**Task to carry out:** Return the listing below unchanged, minus its pictures.

**Dataset records:**
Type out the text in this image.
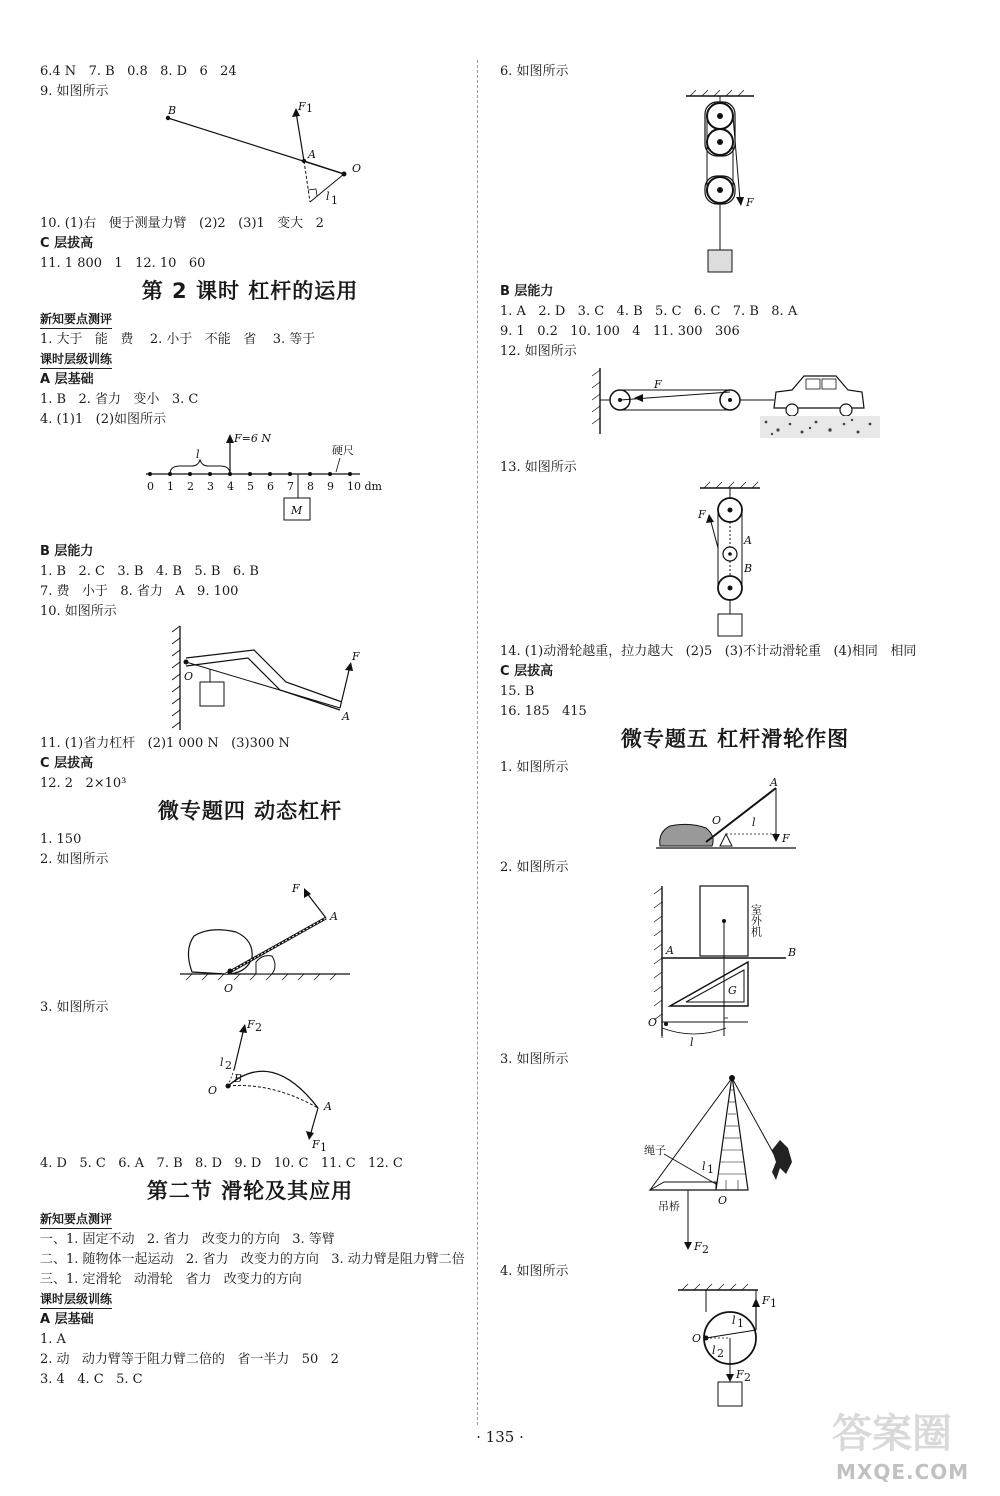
6.4 N   7. B   0.8   8. D   6   24
9. 如图所示
B	F 1
A
O
l 1
10. (1)右   便于测量力臂   (2)2   (3)1   变大   2
C 层拔高
11. 1 800   1   12. 10   60
第 2 课时 杠杆的运用
新知要点测评
1. 大于   能   费    2. 小于   不能   省    3. 等于
课时层级训练
A 层基础
1. B   2. 省力   变小   3. C
4. (1)1   (2)如图所示
F=6 N
l	硬尺
M
0 1 2 3 4 5 6 7 8 9 10 dm
B 层能力
1. B   2. C   3. B   4. B   5. B   6. B
7. 费   小于   8. 省力   A   9. 100
10. 如图所示
O
F
A
11. (1)省力杠杆   (2)1 000 N   (3)300 N
C 层拔高
12. 2   2×10³
微专题四 动态杠杆
1. 150
2. 如图所示
F
A
O
3. 如图所示
F 2
l 2
B
O
A
F 1
4. D   5. C   6. A   7. B   8. D   9. D   10. C   11. C   12. C
第二节 滑轮及其应用
新知要点测评
一、1. 固定不动   2. 省力   改变力的方向   3. 等臂
二、1. 随物体一起运动   2. 省力   改变力的方向   3. 动力臂是阻力臂二倍
三、1. 定滑轮   动滑轮   省力   改变力的方向
课时层级训练
A 层基础
1. A
2. 动   动力臂等于阻力臂二倍的   省一半力   50   2
3. 4   4. C   5. C
6. 如图所示
F
B 层能力
1. A   2. D   3. C   4. B   5. C   6. C   7. B   8. A
9. 1   0.2   10. 100   4   11. 300   306
12. 如图所示
F
13. 如图所示
F
A
B
14. (1)动滑轮越重，拉力越大   (2)5   (3)不计动滑轮重   (4)相同   相同
C 层拔高
15. B
16. 185   415
微专题五 杠杆滑轮作图
1. 如图所示
A
O	l
F
2. 如图所示
室外机
A	B
G
O
l
3. 如图所示
绳子
l 1
吊桥	O
F 2
4. 如图所示
F 1
O
l 1
l 2
F 2
· 135 ·	答案圈
MXQE.COM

**Result for this exercise:**
Type out the text in this image.
6.4 N   7. B   0.8   8. D   6   24
9. 如图所示
B	F 1
A
O
l 1
10. (1)右   便于测量力臂   (2)2   (3)1   变大   2
C 层拔高
11. 1 800   1   12. 10   60
第 2 课时 杠杆的运用
新知要点测评
1. 大于   能   费    2. 小于   不能   省    3. 等于
课时层级训练
A 层基础
1. B   2. 省力   变小   3. C
4. (1)1   (2)如图所示
F=6 N
l	硬尺
M
0 1 2 3 4 5 6 7 8 9 10 dm
B 层能力
1. B   2. C   3. B   4. B   5. B   6. B
7. 费   小于   8. 省力   A   9. 100
10. 如图所示
O
F
A
11. (1)省力杠杆   (2)1 000 N   (3)300 N
C 层拔高
12. 2   2×10³
微专题四 动态杠杆
1. 150
2. 如图所示
F
A
O
3. 如图所示
F 2
l 2
B
O
A
F 1
4. D   5. C   6. A   7. B   8. D   9. D   10. C   11. C   12. C
第二节 滑轮及其应用
新知要点测评
一、1. 固定不动   2. 省力   改变力的方向   3. 等臂
二、1. 随物体一起运动   2. 省力   改变力的方向   3. 动力臂是阻力臂二倍
三、1. 定滑轮   动滑轮   省力   改变力的方向
课时层级训练
A 层基础
1. A
2. 动   动力臂等于阻力臂二倍的   省一半力   50   2
3. 4   4. C   5. C
6. 如图所示
F
B 层能力
1. A   2. D   3. C   4. B   5. C   6. C   7. B   8. A
9. 1   0.2   10. 100   4   11. 300   306
12. 如图所示
F
13. 如图所示
F
A
B
14. (1)动滑轮越重，拉力越大   (2)5   (3)不计动滑轮重   (4)相同   相同
C 层拔高
15. B
16. 185   415
微专题五 杠杆滑轮作图
1. 如图所示
A
O	l
F
2. 如图所示
室外机
A	B
G
O
l
3. 如图所示
绳子
l 1
吊桥	O
F 2
4. 如图所示
F 1
O
l 1
l 2
F 2
· 135 ·	答案圈
MXQE.COM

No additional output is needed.